• Task prompt:
Print the entries verbatim, leaving out the images they contain.
########################################
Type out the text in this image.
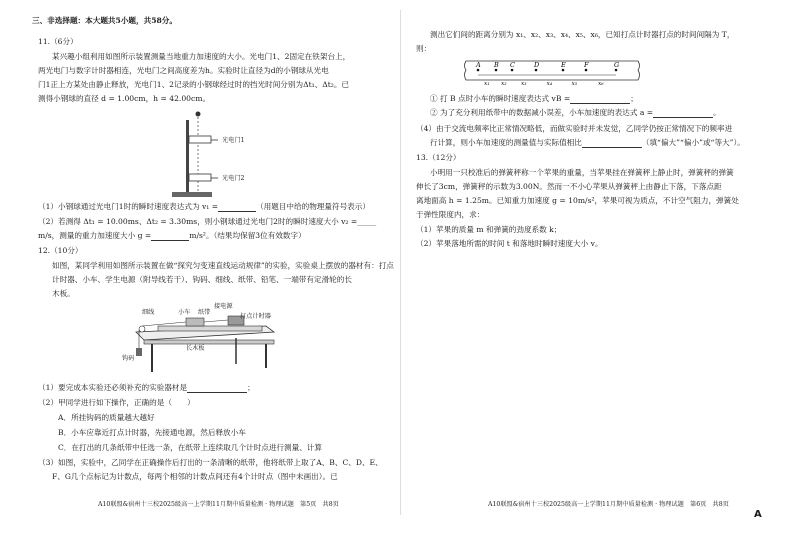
三、非选择题：本大题共5小题，共58分。
11.（6分）
某兴趣小组利用如图所示装置测量当地重力加速度的大小。光电门1、2固定在铁架台上，
两光电门与数字计时器相连，光电门之间高度差为h。实验时让直径为d的小钢球从光电
门1正上方某处由静止释放，光电门1、2记录的小钢球经过时的挡光时间分别为Δt₁、Δt₂。已
测得小钢球的直径 d = 1.00cm，h = 42.00cm。
光电门1
光电门2
（1）小钢球通过光电门1时的瞬时速度表达式为 v₁ =	（用题目中给的物理量符号表示）
（2）若测得 Δt₁ = 10.00ms、Δt₂ = 3.30ms，则小钢球通过光电门2时的瞬时速度大小 v₂ =_____
m/s，测量的重力加速度大小 g =	m/s²。（结果均保留3位有效数字）
12.（10分）
如图，某同学利用如图所示装置在做“探究匀变速直线运动规律”的实验，实验桌上摆放的器材有：打点
计时器、小车、学生电源（附导线若干）、钩码、细线、纸带、铅笔、一端带有定滑轮的长
木板。
细线	小车 纸带
接电源
打点计时器
长木板
钩码
（1）要完成本实验还必须补充的实验器材是	；
（2）甲同学进行如下操作，正确的是（　　）
A．所挂钩码的质量越大越好
B．小车应靠近打点计时器，先接通电源，然后释放小车
C．在打出的几条纸带中任选一条，在纸带上连续取几个计时点进行测量、计算
（3）如图，实验中，乙同学在正确操作后打出的一条清晰的纸带，他将纸带上取了A、B、C、D、E、
F、G几个点标记为计数点，每两个相邻的计数点间还有4个计时点（图中未画出）。已
A10联盟&宿州十三校2025级高一上学期11月期中质量检测 · 物理试题　第5页　共8页
测出它们间的距离分别为 x₁、x₂、x₃、x₄、x₅、x₆，已知打点计时器打点的时间间隔为 T，
则：
A B C	D	E	F	G
x₁ x₂ x₃	x₄	x₅	x₆
① 打 B 点时小车的瞬时速度表达式 vB =	；
② 为了充分利用纸带中的数据减小误差，小车加速度的表达式 a =	。
（4）由于交流电频率比正常情况略低，而做实验时并未发觉，乙同学仍按正常情况下的频率进
行计算，则小车加速度的测量值与实际值相比	（填“偏大”“偏小”或“等大”）。
13.（12分）
小明用一只校准后的弹簧秤称一个苹果的重量，当苹果挂在弹簧秤上静止时，弹簧秤的弹簧
伸长了3cm，弹簧秤的示数为3.00N。然而一不小心苹果从弹簧秤上由静止下落，下落点距
离地面高 h = 1.25m。已知重力加速度 g = 10m/s²，苹果可视为质点，不计空气阻力，弹簧处
于弹性限度内，求：
（1）苹果的质量 m 和弹簧的劲度系数 k；
（2）苹果落地所需的时间 t 和落地时瞬时速度大小 v。
A10联盟&宿州十三校2025级高一上学期11月期中质量检测 · 物理试题　第6页　共8页
A
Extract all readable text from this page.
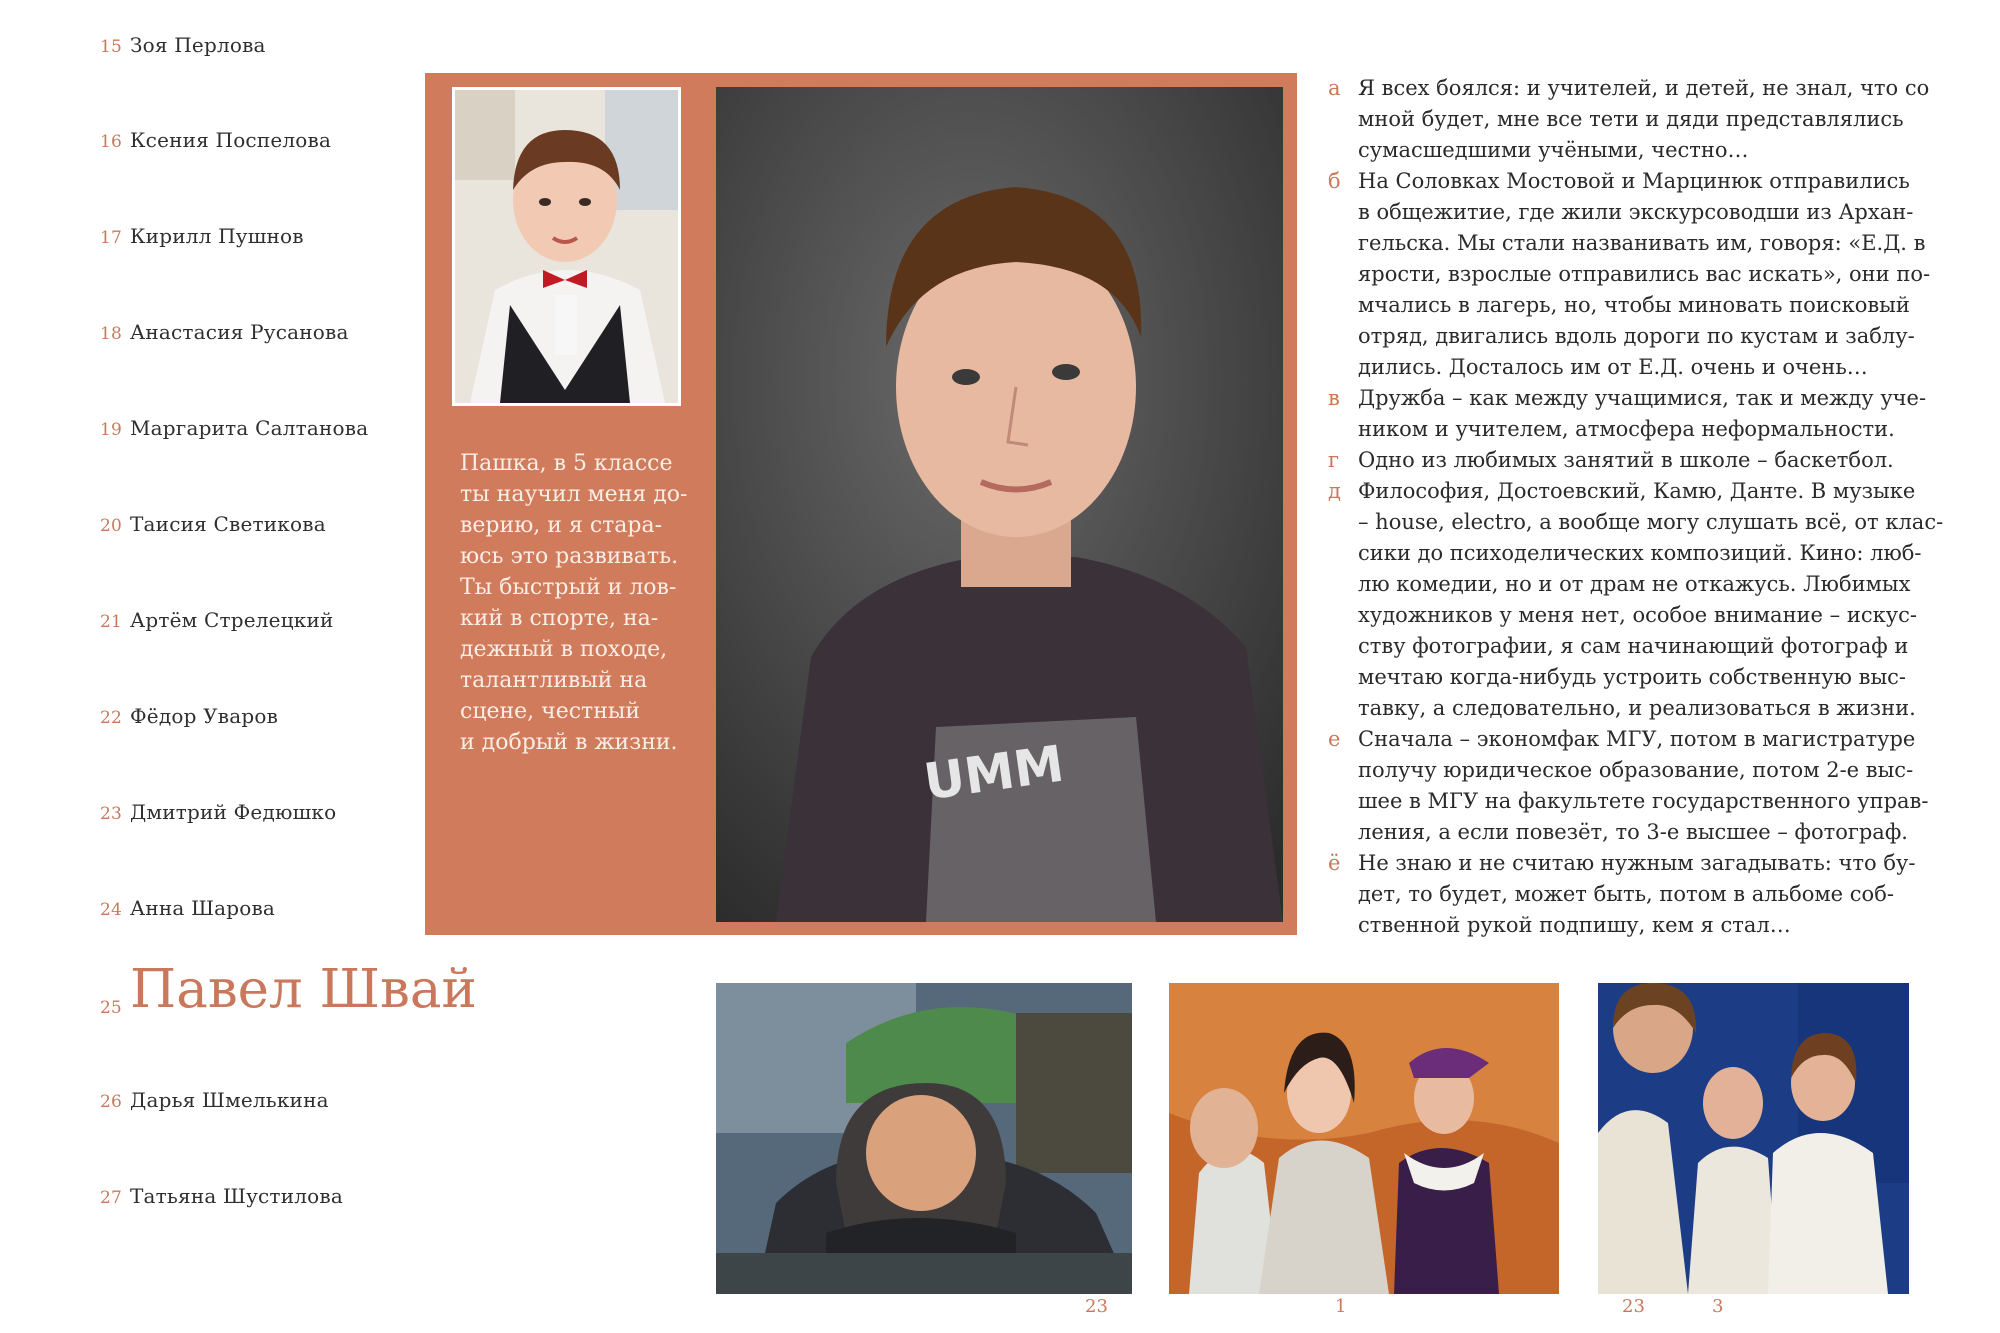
15 Зоя Перлова
16 Ксения Поспелова
17 Кирилл Пушнов
18 Анастасия Русанова
19 Маргарита Салтанова
20 Таисия Светикова
21 Артём Стрелецкий
22 Фёдор Уваров
23 Дмитрий Федюшко
24 Анна Шарова
25 Павел Швай
26 Дарья Шмелькина
27 Татьяна Шустилова
Пашка, в 5 классе
ты научил меня до-
верию, и я стара-
юсь это развивать.
Ты быстрый и лов-
кий в спорте, на-
дежный в походе,
талантливый на
сцене, честный
и добрый в жизни.	UMM
а Я всех боялся: и учителей, и детей, не знал, что со
мной будет, мне все тети и дяди представлялись
сумасшедшими учёными, честно…
б На Соловках Мостовой и Марцинюк отправились
в общежитие, где жили экскурсоводши из Архан-
гельска. Мы стали названивать им, говоря: «Е.Д. в
ярости, взрослые отправились вас искать», они по-
мчались в лагерь, но, чтобы миновать поисковый
отряд, двигались вдоль дороги по кустам и заблу-
дились. Досталось им от Е.Д. очень и очень…
в Дружба – как между учащимися, так и между уче-
ником и учителем, атмосфера неформальности.
г Одно из любимых занятий в школе – баскетбол.
д Философия, Достоевский, Камю, Данте. В музыке
– house, electro, а вообще могу слушать всё, от клас-
сики до психоделических композиций. Кино: люб-
лю комедии, но и от драм не откажусь. Любимых
художников у меня нет, особое внимание – искус-
ству фотографии, я сам начинающий фотограф и
мечтаю когда-нибудь устроить собственную выс-
тавку, а следовательно, и реализоваться в жизни.
е Сначала – экономфак МГУ, потом в магистратуре
получу юридическое образование, потом 2-е выс-
шее в МГУ на факультете государственного управ-
ления, а если повезёт, то 3-е высшее – фотограф.
ё Не знаю и не считаю нужным загадывать: что бу-
дет, то будет, может быть, потом в альбоме соб-
ственной рукой подпишу, кем я стал…
23	1	23	3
########################################
• The reply:
Type out the text in this image.
三、非选择题：本大题共5小题，共58分。
11.（6分）
某兴趣小组利用如图所示装置测量当地重力加速度的大小。光电门1、2固定在铁架台上，
两光电门与数字计时器相连，光电门之间高度差为h。实验时让直径为d的小钢球从光电
门1正上方某处由静止释放，光电门1、2记录的小钢球经过时的挡光时间分别为Δt₁、Δt₂。已
测得小钢球的直径 d = 1.00cm，h = 42.00cm。
光电门1
光电门2
（1）小钢球通过光电门1时的瞬时速度表达式为 v₁ =	（用题目中给的物理量符号表示）
（2）若测得 Δt₁ = 10.00ms、Δt₂ = 3.30ms，则小钢球通过光电门2时的瞬时速度大小 v₂ =_____
m/s，测量的重力加速度大小 g =	m/s²。（结果均保留3位有效数字）
12.（10分）
如图，某同学利用如图所示装置在做“探究匀变速直线运动规律”的实验，实验桌上摆放的器材有：打点
计时器、小车、学生电源（附导线若干）、钩码、细线、纸带、铅笔、一端带有定滑轮的长
木板。
细线	小车 纸带
接电源
打点计时器
长木板
钩码
（1）要完成本实验还必须补充的实验器材是	；
（2）甲同学进行如下操作，正确的是（　　）
A．所挂钩码的质量越大越好
B．小车应靠近打点计时器，先接通电源，然后释放小车
C．在打出的几条纸带中任选一条，在纸带上连续取几个计时点进行测量、计算
（3）如图，实验中，乙同学在正确操作后打出的一条清晰的纸带，他将纸带上取了A、B、C、D、E、
F、G几个点标记为计数点，每两个相邻的计数点间还有4个计时点（图中未画出）。已
A10联盟&宿州十三校2025级高一上学期11月期中质量检测 · 物理试题　第5页　共8页
测出它们间的距离分别为 x₁、x₂、x₃、x₄、x₅、x₆，已知打点计时器打点的时间间隔为 T，
则：
A B C	D	E	F	G
x₁ x₂ x₃	x₄	x₅	x₆
① 打 B 点时小车的瞬时速度表达式 vB =	；
② 为了充分利用纸带中的数据减小误差，小车加速度的表达式 a =	。
（4）由于交流电频率比正常情况略低，而做实验时并未发觉，乙同学仍按正常情况下的频率进
行计算，则小车加速度的测量值与实际值相比	（填“偏大”“偏小”或“等大”）。
13.（12分）
小明用一只校准后的弹簧秤称一个苹果的重量，当苹果挂在弹簧秤上静止时，弹簧秤的弹簧
伸长了3cm，弹簧秤的示数为3.00N。然而一不小心苹果从弹簧秤上由静止下落，下落点距
离地面高 h = 1.25m。已知重力加速度 g = 10m/s²，苹果可视为质点，不计空气阻力，弹簧处
于弹性限度内，求：
（1）苹果的质量 m 和弹簧的劲度系数 k；
（2）苹果落地所需的时间 t 和落地时瞬时速度大小 v。
A10联盟&宿州十三校2025级高一上学期11月期中质量检测 · 物理试题　第6页　共8页
A
Extract all readable text from this page.
15 Зоя Перлова
16 Ксения Поспелова
17 Кирилл Пушнов
18 Анастасия Русанова
19 Маргарита Салтанова
20 Таисия Светикова
21 Артём Стрелецкий
22 Фёдор Уваров
23 Дмитрий Федюшко
24 Анна Шарова
25 Павел Швай
26 Дарья Шмелькина
27 Татьяна Шустилова
Пашка, в 5 классе
ты научил меня до-
верию, и я стара-
юсь это развивать.
Ты быстрый и лов-
кий в спорте, на-
дежный в походе,
талантливый на
сцене, честный
и добрый в жизни.	UMM
а Я всех боялся: и учителей, и детей, не знал, что со
мной будет, мне все тети и дяди представлялись
сумасшедшими учёными, честно…
б На Соловках Мостовой и Марцинюк отправились
в общежитие, где жили экскурсоводши из Архан-
гельска. Мы стали названивать им, говоря: «Е.Д. в
ярости, взрослые отправились вас искать», они по-
мчались в лагерь, но, чтобы миновать поисковый
отряд, двигались вдоль дороги по кустам и заблу-
дились. Досталось им от Е.Д. очень и очень…
в Дружба – как между учащимися, так и между уче-
ником и учителем, атмосфера неформальности.
г Одно из любимых занятий в школе – баскетбол.
д Философия, Достоевский, Камю, Данте. В музыке
– house, electro, а вообще могу слушать всё, от клас-
сики до психоделических композиций. Кино: люб-
лю комедии, но и от драм не откажусь. Любимых
художников у меня нет, особое внимание – искус-
ству фотографии, я сам начинающий фотограф и
мечтаю когда-нибудь устроить собственную выс-
тавку, а следовательно, и реализоваться в жизни.
е Сначала – экономфак МГУ, потом в магистратуре
получу юридическое образование, потом 2-е выс-
шее в МГУ на факультете государственного управ-
ления, а если повезёт, то 3-е высшее – фотограф.
ё Не знаю и не считаю нужным загадывать: что бу-
дет, то будет, может быть, потом в альбоме соб-
ственной рукой подпишу, кем я стал…
23	1	23	3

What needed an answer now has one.